- **Problem to solve**:
Below is some material; set it all down exactly, apart from the pictures.

--- Start of Materials provided ---

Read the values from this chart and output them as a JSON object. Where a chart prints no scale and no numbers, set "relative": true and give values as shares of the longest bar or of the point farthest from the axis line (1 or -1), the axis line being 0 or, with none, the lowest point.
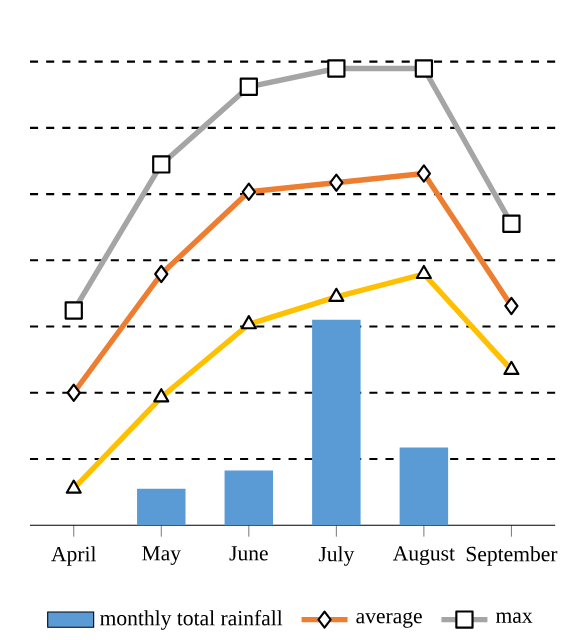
{
  "chart_data": {
    "type": "line",
    "relative": true,
    "grid": "y",
    "legend": "bottom",
    "categories": [
      "April",
      "May",
      "June",
      "July",
      "August",
      "September"
    ],
    "series": [
      {
        "name": "monthly total rainfall",
        "type": "bar",
        "color": "#5b9bd5",
        "values": [
          null,
          0.08,
          0.12,
          0.45,
          0.17,
          null
        ]
      },
      {
        "name": "average",
        "marker": "diamond",
        "color": "#ed7d31",
        "values": [
          0.29,
          0.55,
          0.73,
          0.75,
          0.77,
          0.48
        ]
      },
      {
        "name": "max",
        "marker": "square",
        "color": "#a5a5a5",
        "values": [
          0.47,
          0.79,
          0.96,
          1.0,
          1.0,
          0.66
        ]
      },
      {
        "marker": "triangle",
        "color": "#ffc000",
        "values": [
          0.08,
          0.28,
          0.44,
          0.5,
          0.55,
          0.34
        ]
      }
    ]
  }
}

--- End of Materials provided ---

- **Result of this task**:
Read the values from this chart and output them as a JSON object. Where a chart prints no scale and no numbers, set "relative": true and give values as shares of the longest bar or of the point farthest from the axis line (1 or -1), the axis line being 0 or, with none, the lowest point.
{
  "chart_data": {
    "type": "line",
    "relative": true,
    "grid": "y",
    "legend": "bottom",
    "categories": [
      "April",
      "May",
      "June",
      "July",
      "August",
      "September"
    ],
    "series": [
      {
        "name": "monthly total rainfall",
        "type": "bar",
        "color": "#5b9bd5",
        "values": [
          null,
          0.08,
          0.12,
          0.45,
          0.17,
          null
        ]
      },
      {
        "name": "average",
        "marker": "diamond",
        "color": "#ed7d31",
        "values": [
          0.29,
          0.55,
          0.73,
          0.75,
          0.77,
          0.48
        ]
      },
      {
        "name": "max",
        "marker": "square",
        "color": "#a5a5a5",
        "values": [
          0.47,
          0.79,
          0.96,
          1.0,
          1.0,
          0.66
        ]
      },
      {
        "marker": "triangle",
        "color": "#ffc000",
        "values": [
          0.08,
          0.28,
          0.44,
          0.5,
          0.55,
          0.34
        ]
      }
    ]
  }
}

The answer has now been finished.